→ Record set:
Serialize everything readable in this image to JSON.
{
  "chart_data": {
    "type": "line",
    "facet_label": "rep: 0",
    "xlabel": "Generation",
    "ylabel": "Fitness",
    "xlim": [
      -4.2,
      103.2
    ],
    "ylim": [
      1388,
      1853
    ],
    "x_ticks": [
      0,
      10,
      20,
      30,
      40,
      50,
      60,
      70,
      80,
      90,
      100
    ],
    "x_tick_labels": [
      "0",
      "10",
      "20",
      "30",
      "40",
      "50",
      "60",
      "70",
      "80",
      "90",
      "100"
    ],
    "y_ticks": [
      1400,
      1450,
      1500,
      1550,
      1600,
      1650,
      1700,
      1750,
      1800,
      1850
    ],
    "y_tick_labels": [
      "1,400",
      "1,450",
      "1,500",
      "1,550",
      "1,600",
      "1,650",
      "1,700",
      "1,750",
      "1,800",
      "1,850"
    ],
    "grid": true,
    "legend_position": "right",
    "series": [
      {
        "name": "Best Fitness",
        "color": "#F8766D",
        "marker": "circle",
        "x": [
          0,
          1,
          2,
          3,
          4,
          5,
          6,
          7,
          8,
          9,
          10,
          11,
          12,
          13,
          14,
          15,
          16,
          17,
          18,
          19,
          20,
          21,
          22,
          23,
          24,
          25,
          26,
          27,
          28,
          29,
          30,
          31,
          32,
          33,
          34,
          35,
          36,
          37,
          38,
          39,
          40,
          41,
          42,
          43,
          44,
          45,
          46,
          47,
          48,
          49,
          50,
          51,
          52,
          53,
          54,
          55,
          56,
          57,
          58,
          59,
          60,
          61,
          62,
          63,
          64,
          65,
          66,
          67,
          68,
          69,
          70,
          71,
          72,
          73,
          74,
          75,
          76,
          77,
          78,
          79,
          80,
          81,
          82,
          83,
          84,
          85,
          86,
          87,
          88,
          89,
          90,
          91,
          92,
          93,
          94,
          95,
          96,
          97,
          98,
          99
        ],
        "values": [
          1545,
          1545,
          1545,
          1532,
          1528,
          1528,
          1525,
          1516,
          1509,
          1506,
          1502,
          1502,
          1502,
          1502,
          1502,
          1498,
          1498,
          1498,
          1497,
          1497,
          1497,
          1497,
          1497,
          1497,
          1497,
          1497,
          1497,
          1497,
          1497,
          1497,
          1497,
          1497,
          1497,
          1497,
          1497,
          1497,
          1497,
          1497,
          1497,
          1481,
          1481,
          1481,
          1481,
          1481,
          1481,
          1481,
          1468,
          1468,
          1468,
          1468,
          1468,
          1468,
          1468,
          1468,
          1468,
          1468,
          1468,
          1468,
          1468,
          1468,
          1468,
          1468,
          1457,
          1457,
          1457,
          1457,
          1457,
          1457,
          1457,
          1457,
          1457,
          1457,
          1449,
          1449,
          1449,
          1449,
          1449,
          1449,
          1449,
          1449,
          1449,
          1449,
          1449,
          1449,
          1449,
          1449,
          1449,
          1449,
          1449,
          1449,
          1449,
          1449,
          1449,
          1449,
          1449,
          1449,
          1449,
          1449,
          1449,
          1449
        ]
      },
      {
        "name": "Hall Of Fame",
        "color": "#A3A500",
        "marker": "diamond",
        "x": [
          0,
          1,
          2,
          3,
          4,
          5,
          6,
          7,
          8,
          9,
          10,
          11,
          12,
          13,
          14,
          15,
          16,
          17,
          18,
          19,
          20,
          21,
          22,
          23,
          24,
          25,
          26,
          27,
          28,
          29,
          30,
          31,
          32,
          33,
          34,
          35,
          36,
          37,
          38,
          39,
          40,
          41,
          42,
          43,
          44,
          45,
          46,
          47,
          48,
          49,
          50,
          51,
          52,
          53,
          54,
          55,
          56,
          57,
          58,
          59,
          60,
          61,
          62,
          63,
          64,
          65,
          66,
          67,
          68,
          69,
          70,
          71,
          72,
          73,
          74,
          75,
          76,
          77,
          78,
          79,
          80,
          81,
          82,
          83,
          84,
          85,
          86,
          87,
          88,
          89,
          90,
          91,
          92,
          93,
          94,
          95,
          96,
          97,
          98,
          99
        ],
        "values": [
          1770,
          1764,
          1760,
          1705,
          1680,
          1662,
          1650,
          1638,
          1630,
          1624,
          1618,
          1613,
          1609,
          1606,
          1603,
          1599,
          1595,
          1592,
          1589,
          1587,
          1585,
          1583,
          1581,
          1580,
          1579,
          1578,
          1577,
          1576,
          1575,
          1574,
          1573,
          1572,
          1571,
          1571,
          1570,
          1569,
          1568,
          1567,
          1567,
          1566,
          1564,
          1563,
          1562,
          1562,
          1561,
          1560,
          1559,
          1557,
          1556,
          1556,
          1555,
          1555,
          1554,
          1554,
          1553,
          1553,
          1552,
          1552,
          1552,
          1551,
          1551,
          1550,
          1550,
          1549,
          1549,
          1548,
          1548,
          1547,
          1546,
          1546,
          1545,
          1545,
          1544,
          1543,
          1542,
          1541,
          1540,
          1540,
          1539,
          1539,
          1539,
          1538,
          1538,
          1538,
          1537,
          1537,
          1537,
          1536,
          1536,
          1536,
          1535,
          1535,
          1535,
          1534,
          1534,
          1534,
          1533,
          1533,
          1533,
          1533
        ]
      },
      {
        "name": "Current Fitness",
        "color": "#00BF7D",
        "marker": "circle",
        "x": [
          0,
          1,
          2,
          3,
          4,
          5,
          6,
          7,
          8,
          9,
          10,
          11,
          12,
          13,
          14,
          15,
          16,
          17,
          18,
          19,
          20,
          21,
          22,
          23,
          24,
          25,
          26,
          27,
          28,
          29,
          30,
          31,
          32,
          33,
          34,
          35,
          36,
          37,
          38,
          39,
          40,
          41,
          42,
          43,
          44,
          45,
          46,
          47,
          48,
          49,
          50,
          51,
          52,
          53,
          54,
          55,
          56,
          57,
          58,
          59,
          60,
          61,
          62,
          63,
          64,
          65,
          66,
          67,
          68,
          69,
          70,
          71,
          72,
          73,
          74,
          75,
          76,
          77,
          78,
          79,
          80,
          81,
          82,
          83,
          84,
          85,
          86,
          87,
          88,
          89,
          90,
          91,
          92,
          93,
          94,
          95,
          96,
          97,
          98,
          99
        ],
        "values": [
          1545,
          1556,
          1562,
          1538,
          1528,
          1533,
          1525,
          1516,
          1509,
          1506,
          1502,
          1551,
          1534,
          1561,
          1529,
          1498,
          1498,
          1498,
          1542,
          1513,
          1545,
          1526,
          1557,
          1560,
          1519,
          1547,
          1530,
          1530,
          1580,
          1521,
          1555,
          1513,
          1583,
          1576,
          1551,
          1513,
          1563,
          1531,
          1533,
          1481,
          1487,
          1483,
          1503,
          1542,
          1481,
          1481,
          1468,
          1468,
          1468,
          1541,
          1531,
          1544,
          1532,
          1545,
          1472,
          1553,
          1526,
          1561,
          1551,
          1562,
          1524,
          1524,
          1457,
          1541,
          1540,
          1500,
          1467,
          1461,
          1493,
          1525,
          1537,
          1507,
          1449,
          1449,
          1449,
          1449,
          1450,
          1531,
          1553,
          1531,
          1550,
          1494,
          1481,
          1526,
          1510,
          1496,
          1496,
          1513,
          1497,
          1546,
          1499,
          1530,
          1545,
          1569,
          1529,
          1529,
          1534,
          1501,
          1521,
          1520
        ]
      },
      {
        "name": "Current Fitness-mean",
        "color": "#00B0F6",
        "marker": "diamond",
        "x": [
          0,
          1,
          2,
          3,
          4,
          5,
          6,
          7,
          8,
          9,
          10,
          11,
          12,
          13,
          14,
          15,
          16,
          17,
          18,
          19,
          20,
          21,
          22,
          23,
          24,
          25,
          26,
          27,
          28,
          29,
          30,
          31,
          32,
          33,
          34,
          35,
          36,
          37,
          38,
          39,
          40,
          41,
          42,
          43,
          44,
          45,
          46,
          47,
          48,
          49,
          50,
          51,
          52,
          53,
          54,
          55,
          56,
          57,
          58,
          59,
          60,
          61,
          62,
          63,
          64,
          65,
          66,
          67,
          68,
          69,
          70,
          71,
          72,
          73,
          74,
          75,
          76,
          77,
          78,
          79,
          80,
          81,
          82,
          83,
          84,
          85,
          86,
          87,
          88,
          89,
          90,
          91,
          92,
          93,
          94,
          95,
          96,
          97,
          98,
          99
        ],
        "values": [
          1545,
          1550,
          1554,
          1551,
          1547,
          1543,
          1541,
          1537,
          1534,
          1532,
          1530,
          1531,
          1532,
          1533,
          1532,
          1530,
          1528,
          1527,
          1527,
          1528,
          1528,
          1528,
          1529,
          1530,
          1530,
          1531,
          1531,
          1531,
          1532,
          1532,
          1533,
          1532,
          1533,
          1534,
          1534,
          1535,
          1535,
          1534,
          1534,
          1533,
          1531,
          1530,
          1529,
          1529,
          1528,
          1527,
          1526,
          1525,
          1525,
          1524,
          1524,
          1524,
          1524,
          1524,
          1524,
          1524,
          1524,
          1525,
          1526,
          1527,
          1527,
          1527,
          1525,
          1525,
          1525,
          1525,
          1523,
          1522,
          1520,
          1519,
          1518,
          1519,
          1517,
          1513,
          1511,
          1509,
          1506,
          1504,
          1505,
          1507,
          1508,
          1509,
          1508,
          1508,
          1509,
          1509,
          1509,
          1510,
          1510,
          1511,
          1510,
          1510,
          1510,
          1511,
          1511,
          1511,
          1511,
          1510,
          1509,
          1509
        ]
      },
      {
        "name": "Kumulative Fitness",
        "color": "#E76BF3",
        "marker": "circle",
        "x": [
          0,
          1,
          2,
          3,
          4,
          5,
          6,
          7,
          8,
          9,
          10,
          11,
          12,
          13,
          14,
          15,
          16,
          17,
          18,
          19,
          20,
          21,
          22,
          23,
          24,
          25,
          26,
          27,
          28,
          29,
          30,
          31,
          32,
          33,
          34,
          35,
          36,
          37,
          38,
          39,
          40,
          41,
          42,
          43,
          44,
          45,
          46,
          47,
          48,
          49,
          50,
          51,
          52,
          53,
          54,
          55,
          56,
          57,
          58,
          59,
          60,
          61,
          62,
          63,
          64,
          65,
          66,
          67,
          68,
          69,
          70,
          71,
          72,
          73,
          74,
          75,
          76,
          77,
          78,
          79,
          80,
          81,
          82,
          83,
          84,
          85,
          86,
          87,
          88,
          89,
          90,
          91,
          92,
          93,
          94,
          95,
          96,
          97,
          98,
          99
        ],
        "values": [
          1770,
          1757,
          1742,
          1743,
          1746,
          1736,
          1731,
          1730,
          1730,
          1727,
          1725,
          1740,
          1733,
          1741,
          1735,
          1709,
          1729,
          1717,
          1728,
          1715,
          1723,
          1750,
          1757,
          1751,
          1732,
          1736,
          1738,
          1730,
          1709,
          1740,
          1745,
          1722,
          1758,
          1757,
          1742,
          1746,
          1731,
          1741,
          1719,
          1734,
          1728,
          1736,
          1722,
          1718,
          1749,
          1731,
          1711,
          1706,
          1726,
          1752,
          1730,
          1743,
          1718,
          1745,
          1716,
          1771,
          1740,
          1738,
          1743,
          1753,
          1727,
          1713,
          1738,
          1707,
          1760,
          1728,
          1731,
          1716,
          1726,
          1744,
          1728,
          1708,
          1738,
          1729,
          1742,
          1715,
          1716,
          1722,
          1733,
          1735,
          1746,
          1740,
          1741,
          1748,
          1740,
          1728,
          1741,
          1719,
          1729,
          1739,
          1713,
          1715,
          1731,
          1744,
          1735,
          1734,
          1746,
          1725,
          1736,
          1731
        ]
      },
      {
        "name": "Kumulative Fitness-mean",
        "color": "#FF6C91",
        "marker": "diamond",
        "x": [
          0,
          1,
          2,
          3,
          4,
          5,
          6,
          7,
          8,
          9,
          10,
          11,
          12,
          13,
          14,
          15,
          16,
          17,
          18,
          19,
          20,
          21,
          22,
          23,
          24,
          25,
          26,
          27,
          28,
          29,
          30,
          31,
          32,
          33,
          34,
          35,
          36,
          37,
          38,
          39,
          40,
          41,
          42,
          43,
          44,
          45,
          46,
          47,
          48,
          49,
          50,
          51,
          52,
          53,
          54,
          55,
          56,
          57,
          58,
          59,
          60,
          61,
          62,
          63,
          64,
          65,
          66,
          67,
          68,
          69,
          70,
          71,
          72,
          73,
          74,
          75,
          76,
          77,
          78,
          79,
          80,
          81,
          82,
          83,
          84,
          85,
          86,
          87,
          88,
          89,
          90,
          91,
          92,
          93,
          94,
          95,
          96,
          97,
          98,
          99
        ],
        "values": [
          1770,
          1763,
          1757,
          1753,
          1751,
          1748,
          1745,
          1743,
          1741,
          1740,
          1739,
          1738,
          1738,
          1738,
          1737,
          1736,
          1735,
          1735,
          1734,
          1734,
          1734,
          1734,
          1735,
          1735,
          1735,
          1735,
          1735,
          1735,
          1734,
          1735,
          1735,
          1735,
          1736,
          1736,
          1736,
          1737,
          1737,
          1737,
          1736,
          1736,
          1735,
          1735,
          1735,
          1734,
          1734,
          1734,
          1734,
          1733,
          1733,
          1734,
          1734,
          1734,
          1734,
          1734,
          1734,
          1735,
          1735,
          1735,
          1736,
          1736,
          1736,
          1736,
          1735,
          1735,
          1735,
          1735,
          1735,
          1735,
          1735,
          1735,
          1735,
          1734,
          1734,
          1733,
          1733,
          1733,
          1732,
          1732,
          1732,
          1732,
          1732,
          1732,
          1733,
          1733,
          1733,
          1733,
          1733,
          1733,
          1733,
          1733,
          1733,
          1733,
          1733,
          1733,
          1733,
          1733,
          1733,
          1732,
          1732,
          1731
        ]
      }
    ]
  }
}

→ Prompt: Pull out every line of the entries that includes the word "color".

→ Correct output:
        "color": "#F8766D",
        "color": "#A3A500",
        "color": "#00BF7D",
        "color": "#00B0F6",
        "color": "#E76BF3",
        "color": "#FF6C91",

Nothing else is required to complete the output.